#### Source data
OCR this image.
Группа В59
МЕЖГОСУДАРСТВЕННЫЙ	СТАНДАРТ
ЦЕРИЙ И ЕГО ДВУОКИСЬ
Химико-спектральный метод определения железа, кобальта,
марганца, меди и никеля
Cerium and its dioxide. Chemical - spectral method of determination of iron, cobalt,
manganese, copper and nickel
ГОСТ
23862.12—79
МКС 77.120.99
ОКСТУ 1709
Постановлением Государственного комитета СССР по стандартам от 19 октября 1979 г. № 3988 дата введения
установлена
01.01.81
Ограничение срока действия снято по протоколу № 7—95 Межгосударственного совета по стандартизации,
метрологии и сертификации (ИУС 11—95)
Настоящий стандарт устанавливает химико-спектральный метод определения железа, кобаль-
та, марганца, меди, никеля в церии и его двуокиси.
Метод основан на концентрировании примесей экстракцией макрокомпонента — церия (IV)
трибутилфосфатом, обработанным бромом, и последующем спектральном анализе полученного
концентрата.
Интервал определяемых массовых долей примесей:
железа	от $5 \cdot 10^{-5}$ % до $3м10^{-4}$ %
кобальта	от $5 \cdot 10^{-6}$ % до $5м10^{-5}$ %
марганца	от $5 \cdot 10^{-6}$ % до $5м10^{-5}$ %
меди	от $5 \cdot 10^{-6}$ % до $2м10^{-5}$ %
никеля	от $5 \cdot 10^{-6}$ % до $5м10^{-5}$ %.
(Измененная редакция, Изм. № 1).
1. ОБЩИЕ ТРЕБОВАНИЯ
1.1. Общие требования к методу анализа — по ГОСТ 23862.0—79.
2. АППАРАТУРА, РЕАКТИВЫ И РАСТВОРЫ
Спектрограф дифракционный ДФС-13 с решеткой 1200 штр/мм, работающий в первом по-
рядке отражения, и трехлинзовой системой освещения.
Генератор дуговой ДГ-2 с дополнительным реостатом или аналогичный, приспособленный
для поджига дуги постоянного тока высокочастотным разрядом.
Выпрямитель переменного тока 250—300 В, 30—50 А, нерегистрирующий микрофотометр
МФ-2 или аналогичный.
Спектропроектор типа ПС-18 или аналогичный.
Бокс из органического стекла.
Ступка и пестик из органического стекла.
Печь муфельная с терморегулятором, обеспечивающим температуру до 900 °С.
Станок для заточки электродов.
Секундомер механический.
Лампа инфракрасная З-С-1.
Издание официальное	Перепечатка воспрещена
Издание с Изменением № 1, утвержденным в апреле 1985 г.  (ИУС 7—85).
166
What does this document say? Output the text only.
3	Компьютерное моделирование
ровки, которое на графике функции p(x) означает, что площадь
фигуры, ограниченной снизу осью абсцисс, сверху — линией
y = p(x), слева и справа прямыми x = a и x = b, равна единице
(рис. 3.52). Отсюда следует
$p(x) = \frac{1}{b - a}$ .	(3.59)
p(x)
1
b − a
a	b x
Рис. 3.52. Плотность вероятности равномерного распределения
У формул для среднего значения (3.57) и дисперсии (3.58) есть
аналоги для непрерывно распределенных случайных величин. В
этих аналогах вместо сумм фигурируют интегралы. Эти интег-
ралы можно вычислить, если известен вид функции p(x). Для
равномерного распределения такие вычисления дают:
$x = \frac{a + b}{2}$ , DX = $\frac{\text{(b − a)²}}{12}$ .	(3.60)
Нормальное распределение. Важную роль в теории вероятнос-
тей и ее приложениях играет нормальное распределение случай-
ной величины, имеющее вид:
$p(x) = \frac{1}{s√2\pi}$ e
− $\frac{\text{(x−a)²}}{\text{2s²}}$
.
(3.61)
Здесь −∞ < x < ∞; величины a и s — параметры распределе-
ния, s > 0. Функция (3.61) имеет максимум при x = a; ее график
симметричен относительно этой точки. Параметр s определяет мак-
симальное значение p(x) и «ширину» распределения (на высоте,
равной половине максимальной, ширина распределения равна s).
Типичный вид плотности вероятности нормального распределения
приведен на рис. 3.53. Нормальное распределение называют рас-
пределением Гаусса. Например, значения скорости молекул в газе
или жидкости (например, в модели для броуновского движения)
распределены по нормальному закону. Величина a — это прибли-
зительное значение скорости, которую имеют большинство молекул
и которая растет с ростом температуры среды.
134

#### WHAT YOU HAVE TO DO
Using the listing above, list every line in which the string "молекул" occurs.

#### FULL SOLUTION
пределением Гаусса. Например, значения скорости молекул в газе
зительное значение скорости, которую имеют большинство молекул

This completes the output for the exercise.